RECORDS SHOWN:
-----
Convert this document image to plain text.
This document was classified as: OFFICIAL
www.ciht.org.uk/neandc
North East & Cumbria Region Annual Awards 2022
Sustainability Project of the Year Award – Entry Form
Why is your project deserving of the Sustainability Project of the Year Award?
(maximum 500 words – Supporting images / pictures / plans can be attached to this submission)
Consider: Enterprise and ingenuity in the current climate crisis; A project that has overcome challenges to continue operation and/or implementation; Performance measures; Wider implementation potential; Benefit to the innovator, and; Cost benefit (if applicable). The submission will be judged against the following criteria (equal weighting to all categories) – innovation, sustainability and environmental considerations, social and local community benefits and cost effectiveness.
-----
Write the data back out verbatim.

Convert this document image to plain text.
This document was classified as: OFFICIAL
www.ciht.org.uk/neandc
North East & Cumbria Region Annual Awards 2022
Sustainability Project of the Year Award – Entry Form
Why is your project deserving of the Sustainability Project of the Year Award?
(maximum 500 words – Supporting images / pictures / plans can be attached to this submission)
Consider: Enterprise and ingenuity in the current climate crisis; A project that has overcome challenges to continue operation and/or implementation; Performance measures; Wider implementation potential; Benefit to the innovator, and; Cost benefit (if applicable). The submission will be judged against the following criteria (equal weighting to all categories) – innovation, sustainability and environmental considerations, social and local community benefits and cost effectiveness.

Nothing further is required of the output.